** BEGIN PROVIDED ENTRIES **
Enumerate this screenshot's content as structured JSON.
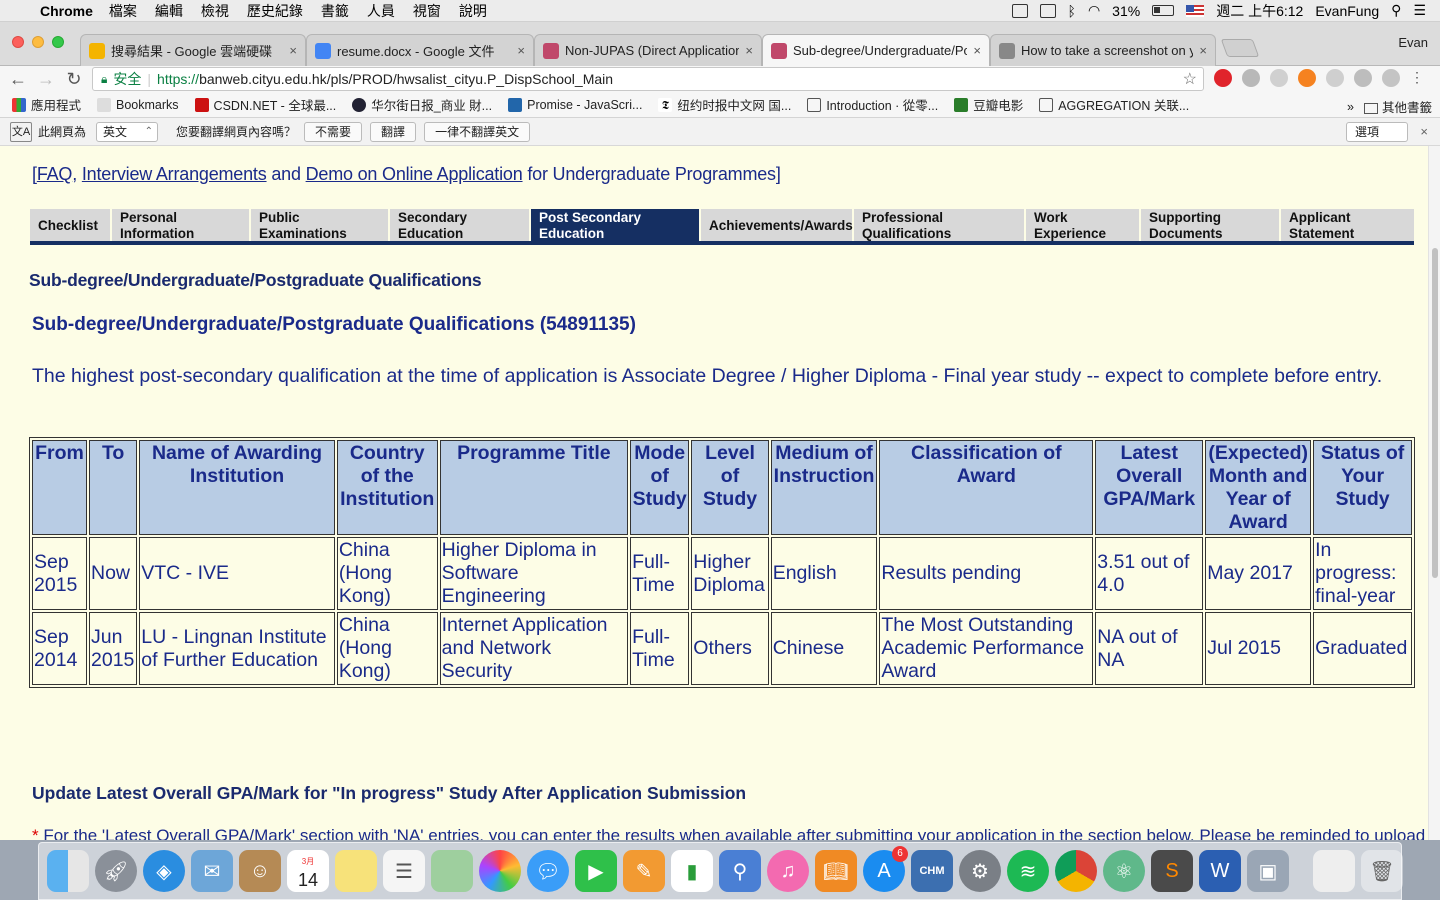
{
  "menubar": {
    "app": "Chrome",
    "items": [
      "檔案",
      "編輯",
      "檢視",
      "歷史紀錄",
      "書籤",
      "人員",
      "視窗",
      "說明"
    ],
    "battery": "31%",
    "clock": "週二 上午6:12",
    "user": "EvanFung"
  },
  "tabs": [
    {
      "title": "搜尋結果 - Google 雲端硬碟",
      "close": "×",
      "color": "#f4b400"
    },
    {
      "title": "resume.docx - Google 文件",
      "close": "×",
      "color": "#4285f4"
    },
    {
      "title": "Non-JUPAS (Direct Application",
      "close": "×",
      "color": "#c0486a"
    },
    {
      "title": "Sub-degree/Undergraduate/Po",
      "close": "×",
      "color": "#c0486a"
    },
    {
      "title": "How to take a screenshot on y",
      "close": "×",
      "color": "#888888"
    }
  ],
  "profile": "Evan",
  "address": {
    "secure_label": "安全",
    "url_scheme": "https://",
    "url_rest": "banweb.cityu.edu.hk/pls/PROD/hwsalist_cityu.P_DispSchool_Main"
  },
  "bookmarks": {
    "apps": "應用程式",
    "items": [
      "Bookmarks",
      "CSDN.NET - 全球最...",
      "华尔街日报_商业 財...",
      "Promise - JavaScri...",
      "纽约时报中文网 国...",
      "Introduction · 從零...",
      "豆瓣电影",
      "AGGREGATION 关联..."
    ],
    "more": "»",
    "other": "其他書籤"
  },
  "translate": {
    "prefix": "此網頁為",
    "language": "英文",
    "question": "您要翻譯網頁內容嗎？",
    "no": "不需要",
    "translate": "翻譯",
    "never": "一律不翻譯英文",
    "options": "選項",
    "close": "×"
  },
  "page": {
    "links": {
      "open": "[",
      "faq": "FAQ",
      "comma": ", ",
      "interview": "Interview Arrangements",
      "and1": " and ",
      "demo": "Demo on Online Application",
      "tail": " for Undergraduate Programmes]"
    },
    "nav_tabs": [
      "Checklist",
      "Personal Information",
      "Public Examinations",
      "Secondary Education",
      "Post Secondary Education",
      "Achievements/Awards",
      "Professional Qualifications",
      "Work Experience",
      "Supporting Documents",
      "Applicant Statement"
    ],
    "section_title": "Sub-degree/Undergraduate/Postgraduate Qualifications",
    "subsection_title": "Sub-degree/Undergraduate/Postgraduate Qualifications (54891135)",
    "paragraph": "The highest post-secondary qualification at the time of application is Associate Degree / Higher Diploma - Final year study -- expect to complete before entry.",
    "table": {
      "headers": [
        "From",
        "To",
        "Name of Awarding Institution",
        "Country of the Institution",
        "Programme Title",
        "Mode of Study",
        "Level of Study",
        "Medium of Instruction",
        "Classification of Award",
        "Latest Overall GPA/Mark",
        "(Expected) Month and Year of Award",
        "Status of Your Study"
      ],
      "rows": [
        [
          "Sep 2015",
          "Now",
          "VTC - IVE",
          "China (Hong Kong)",
          "Higher Diploma in Software Engineering",
          "Full-Time",
          "Higher Diploma",
          "English",
          "Results pending",
          "3.51 out of 4.0",
          "May 2017",
          "In progress: final-year"
        ],
        [
          "Sep 2014",
          "Jun 2015",
          "LU - Lingnan Institute of Further Education",
          "China (Hong Kong)",
          "Internet Application and Network Security",
          "Full-Time",
          "Others",
          "Chinese",
          "The Most Outstanding Academic Performance Award",
          "NA out of NA",
          "Jul 2015",
          "Graduated"
        ]
      ]
    },
    "update_title": "Update Latest Overall GPA/Mark for \"In progress\" Study After Application Submission",
    "note_asterisk": "*",
    "note": " For the 'Latest Overall GPA/Mark' section with 'NA' entries, you can enter the results when available after submitting your application in the section below. Please be reminded to upload"
  },
  "dock": {
    "items": [
      "Finder",
      "Launchpad",
      "Safari",
      "Mail",
      "Contacts",
      "Calendar",
      "Notes",
      "Reminders",
      "Preview",
      "Photos",
      "Messages",
      "FaceTime",
      "Pages",
      "Numbers",
      "Keynote",
      "iTunes",
      "iBooks",
      "App Store",
      "CHM",
      "System Preferences",
      "Spotify",
      "Chrome",
      "Atom",
      "Sublime Text",
      "Word",
      "Image Capture",
      "Downloads",
      "Trash"
    ],
    "calendar_month": "3月",
    "calendar_day": "14",
    "appstore_badge": "6",
    "chm_label": "CHM"
  }
}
** END PROVIDED ENTRIES **
Transcribe each line above verbatim, with the pictures left out.

RESPONSE TO THIS TASK:
Enumerate this screenshot's content as structured JSON.
{
  "menubar": {
    "app": "Chrome",
    "items": [
      "檔案",
      "編輯",
      "檢視",
      "歷史紀錄",
      "書籤",
      "人員",
      "視窗",
      "說明"
    ],
    "battery": "31%",
    "clock": "週二 上午6:12",
    "user": "EvanFung"
  },
  "tabs": [
    {
      "title": "搜尋結果 - Google 雲端硬碟",
      "close": "×",
      "color": "#f4b400"
    },
    {
      "title": "resume.docx - Google 文件",
      "close": "×",
      "color": "#4285f4"
    },
    {
      "title": "Non-JUPAS (Direct Application",
      "close": "×",
      "color": "#c0486a"
    },
    {
      "title": "Sub-degree/Undergraduate/Po",
      "close": "×",
      "color": "#c0486a"
    },
    {
      "title": "How to take a screenshot on y",
      "close": "×",
      "color": "#888888"
    }
  ],
  "profile": "Evan",
  "address": {
    "secure_label": "安全",
    "url_scheme": "https://",
    "url_rest": "banweb.cityu.edu.hk/pls/PROD/hwsalist_cityu.P_DispSchool_Main"
  },
  "bookmarks": {
    "apps": "應用程式",
    "items": [
      "Bookmarks",
      "CSDN.NET - 全球最...",
      "华尔街日报_商业 財...",
      "Promise - JavaScri...",
      "纽约时报中文网 国...",
      "Introduction · 從零...",
      "豆瓣电影",
      "AGGREGATION 关联..."
    ],
    "more": "»",
    "other": "其他書籤"
  },
  "translate": {
    "prefix": "此網頁為",
    "language": "英文",
    "question": "您要翻譯網頁內容嗎？",
    "no": "不需要",
    "translate": "翻譯",
    "never": "一律不翻譯英文",
    "options": "選項",
    "close": "×"
  },
  "page": {
    "links": {
      "open": "[",
      "faq": "FAQ",
      "comma": ", ",
      "interview": "Interview Arrangements",
      "and1": " and ",
      "demo": "Demo on Online Application",
      "tail": " for Undergraduate Programmes]"
    },
    "nav_tabs": [
      "Checklist",
      "Personal Information",
      "Public Examinations",
      "Secondary Education",
      "Post Secondary Education",
      "Achievements/Awards",
      "Professional Qualifications",
      "Work Experience",
      "Supporting Documents",
      "Applicant Statement"
    ],
    "section_title": "Sub-degree/Undergraduate/Postgraduate Qualifications",
    "subsection_title": "Sub-degree/Undergraduate/Postgraduate Qualifications (54891135)",
    "paragraph": "The highest post-secondary qualification at the time of application is Associate Degree / Higher Diploma - Final year study -- expect to complete before entry.",
    "table": {
      "headers": [
        "From",
        "To",
        "Name of Awarding Institution",
        "Country of the Institution",
        "Programme Title",
        "Mode of Study",
        "Level of Study",
        "Medium of Instruction",
        "Classification of Award",
        "Latest Overall GPA/Mark",
        "(Expected) Month and Year of Award",
        "Status of Your Study"
      ],
      "rows": [
        [
          "Sep 2015",
          "Now",
          "VTC - IVE",
          "China (Hong Kong)",
          "Higher Diploma in Software Engineering",
          "Full-Time",
          "Higher Diploma",
          "English",
          "Results pending",
          "3.51 out of 4.0",
          "May 2017",
          "In progress: final-year"
        ],
        [
          "Sep 2014",
          "Jun 2015",
          "LU - Lingnan Institute of Further Education",
          "China (Hong Kong)",
          "Internet Application and Network Security",
          "Full-Time",
          "Others",
          "Chinese",
          "The Most Outstanding Academic Performance Award",
          "NA out of NA",
          "Jul 2015",
          "Graduated"
        ]
      ]
    },
    "update_title": "Update Latest Overall GPA/Mark for \"In progress\" Study After Application Submission",
    "note_asterisk": "*",
    "note": " For the 'Latest Overall GPA/Mark' section with 'NA' entries, you can enter the results when available after submitting your application in the section below. Please be reminded to upload"
  },
  "dock": {
    "items": [
      "Finder",
      "Launchpad",
      "Safari",
      "Mail",
      "Contacts",
      "Calendar",
      "Notes",
      "Reminders",
      "Preview",
      "Photos",
      "Messages",
      "FaceTime",
      "Pages",
      "Numbers",
      "Keynote",
      "iTunes",
      "iBooks",
      "App Store",
      "CHM",
      "System Preferences",
      "Spotify",
      "Chrome",
      "Atom",
      "Sublime Text",
      "Word",
      "Image Capture",
      "Downloads",
      "Trash"
    ],
    "calendar_month": "3月",
    "calendar_day": "14",
    "appstore_badge": "6",
    "chm_label": "CHM"
  }
}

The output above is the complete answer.